(Records that describe figures)
————
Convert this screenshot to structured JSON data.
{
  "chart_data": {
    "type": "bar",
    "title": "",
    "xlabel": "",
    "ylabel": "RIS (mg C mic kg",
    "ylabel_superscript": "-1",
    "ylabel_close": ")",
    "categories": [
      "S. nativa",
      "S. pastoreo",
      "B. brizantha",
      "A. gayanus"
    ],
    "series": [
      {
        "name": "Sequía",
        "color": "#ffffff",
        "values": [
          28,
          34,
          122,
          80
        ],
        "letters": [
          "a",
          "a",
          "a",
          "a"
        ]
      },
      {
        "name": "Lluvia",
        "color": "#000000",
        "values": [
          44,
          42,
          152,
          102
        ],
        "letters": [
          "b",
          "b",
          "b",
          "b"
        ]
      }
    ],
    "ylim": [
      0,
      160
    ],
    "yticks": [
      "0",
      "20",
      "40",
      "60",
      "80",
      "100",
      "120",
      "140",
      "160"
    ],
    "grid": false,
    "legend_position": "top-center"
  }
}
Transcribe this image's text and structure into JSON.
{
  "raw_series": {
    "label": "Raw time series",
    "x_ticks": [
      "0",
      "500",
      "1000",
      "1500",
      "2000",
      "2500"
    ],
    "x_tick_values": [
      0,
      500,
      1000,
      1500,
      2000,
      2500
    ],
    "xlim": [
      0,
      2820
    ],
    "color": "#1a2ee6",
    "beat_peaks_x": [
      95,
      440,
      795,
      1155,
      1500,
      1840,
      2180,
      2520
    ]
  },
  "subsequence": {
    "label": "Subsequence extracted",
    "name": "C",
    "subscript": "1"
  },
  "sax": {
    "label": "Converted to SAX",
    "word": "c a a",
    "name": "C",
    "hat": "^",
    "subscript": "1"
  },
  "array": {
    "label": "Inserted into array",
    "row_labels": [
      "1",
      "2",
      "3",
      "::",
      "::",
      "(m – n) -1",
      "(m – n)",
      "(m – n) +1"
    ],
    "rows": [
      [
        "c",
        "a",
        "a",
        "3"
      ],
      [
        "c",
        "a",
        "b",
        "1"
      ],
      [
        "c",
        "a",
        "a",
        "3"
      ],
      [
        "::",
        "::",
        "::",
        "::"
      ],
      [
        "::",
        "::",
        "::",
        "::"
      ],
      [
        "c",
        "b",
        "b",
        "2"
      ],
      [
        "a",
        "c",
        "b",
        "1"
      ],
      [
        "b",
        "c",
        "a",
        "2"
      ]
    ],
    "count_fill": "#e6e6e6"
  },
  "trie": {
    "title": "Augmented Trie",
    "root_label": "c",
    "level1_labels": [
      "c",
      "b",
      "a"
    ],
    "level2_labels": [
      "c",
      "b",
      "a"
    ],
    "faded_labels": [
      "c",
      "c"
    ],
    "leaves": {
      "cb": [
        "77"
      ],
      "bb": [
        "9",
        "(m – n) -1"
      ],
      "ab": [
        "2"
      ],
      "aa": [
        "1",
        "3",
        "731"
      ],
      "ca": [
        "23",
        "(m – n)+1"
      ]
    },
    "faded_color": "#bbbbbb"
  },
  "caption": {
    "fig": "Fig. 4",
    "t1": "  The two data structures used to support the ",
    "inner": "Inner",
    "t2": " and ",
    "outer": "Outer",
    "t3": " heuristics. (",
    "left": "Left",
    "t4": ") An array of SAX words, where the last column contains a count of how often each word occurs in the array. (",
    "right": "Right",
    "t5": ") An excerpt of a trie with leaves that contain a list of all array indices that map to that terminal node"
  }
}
————
Each record above should be repeated exactly as it appears.

Reply to the task
Convert this screenshot to structured JSON data.
{
  "chart_data": {
    "type": "bar",
    "title": "",
    "xlabel": "",
    "ylabel": "RIS (mg C mic kg",
    "ylabel_superscript": "-1",
    "ylabel_close": ")",
    "categories": [
      "S. nativa",
      "S. pastoreo",
      "B. brizantha",
      "A. gayanus"
    ],
    "series": [
      {
        "name": "Sequía",
        "color": "#ffffff",
        "values": [
          28,
          34,
          122,
          80
        ],
        "letters": [
          "a",
          "a",
          "a",
          "a"
        ]
      },
      {
        "name": "Lluvia",
        "color": "#000000",
        "values": [
          44,
          42,
          152,
          102
        ],
        "letters": [
          "b",
          "b",
          "b",
          "b"
        ]
      }
    ],
    "ylim": [
      0,
      160
    ],
    "yticks": [
      "0",
      "20",
      "40",
      "60",
      "80",
      "100",
      "120",
      "140",
      "160"
    ],
    "grid": false,
    "legend_position": "top-center"
  }
}
Transcribe this image's text and structure into JSON.
{
  "raw_series": {
    "label": "Raw time series",
    "x_ticks": [
      "0",
      "500",
      "1000",
      "1500",
      "2000",
      "2500"
    ],
    "x_tick_values": [
      0,
      500,
      1000,
      1500,
      2000,
      2500
    ],
    "xlim": [
      0,
      2820
    ],
    "color": "#1a2ee6",
    "beat_peaks_x": [
      95,
      440,
      795,
      1155,
      1500,
      1840,
      2180,
      2520
    ]
  },
  "subsequence": {
    "label": "Subsequence extracted",
    "name": "C",
    "subscript": "1"
  },
  "sax": {
    "label": "Converted to SAX",
    "word": "c a a",
    "name": "C",
    "hat": "^",
    "subscript": "1"
  },
  "array": {
    "label": "Inserted into array",
    "row_labels": [
      "1",
      "2",
      "3",
      "::",
      "::",
      "(m – n) -1",
      "(m – n)",
      "(m – n) +1"
    ],
    "rows": [
      [
        "c",
        "a",
        "a",
        "3"
      ],
      [
        "c",
        "a",
        "b",
        "1"
      ],
      [
        "c",
        "a",
        "a",
        "3"
      ],
      [
        "::",
        "::",
        "::",
        "::"
      ],
      [
        "::",
        "::",
        "::",
        "::"
      ],
      [
        "c",
        "b",
        "b",
        "2"
      ],
      [
        "a",
        "c",
        "b",
        "1"
      ],
      [
        "b",
        "c",
        "a",
        "2"
      ]
    ],
    "count_fill": "#e6e6e6"
  },
  "trie": {
    "title": "Augmented Trie",
    "root_label": "c",
    "level1_labels": [
      "c",
      "b",
      "a"
    ],
    "level2_labels": [
      "c",
      "b",
      "a"
    ],
    "faded_labels": [
      "c",
      "c"
    ],
    "leaves": {
      "cb": [
        "77"
      ],
      "bb": [
        "9",
        "(m – n) -1"
      ],
      "ab": [
        "2"
      ],
      "aa": [
        "1",
        "3",
        "731"
      ],
      "ca": [
        "23",
        "(m – n)+1"
      ]
    },
    "faded_color": "#bbbbbb"
  },
  "caption": {
    "fig": "Fig. 4",
    "t1": "  The two data structures used to support the ",
    "inner": "Inner",
    "t2": " and ",
    "outer": "Outer",
    "t3": " heuristics. (",
    "left": "Left",
    "t4": ") An array of SAX words, where the last column contains a count of how often each word occurs in the array. (",
    "right": "Right",
    "t5": ") An excerpt of a trie with leaves that contain a list of all array indices that map to that terminal node"
  }
}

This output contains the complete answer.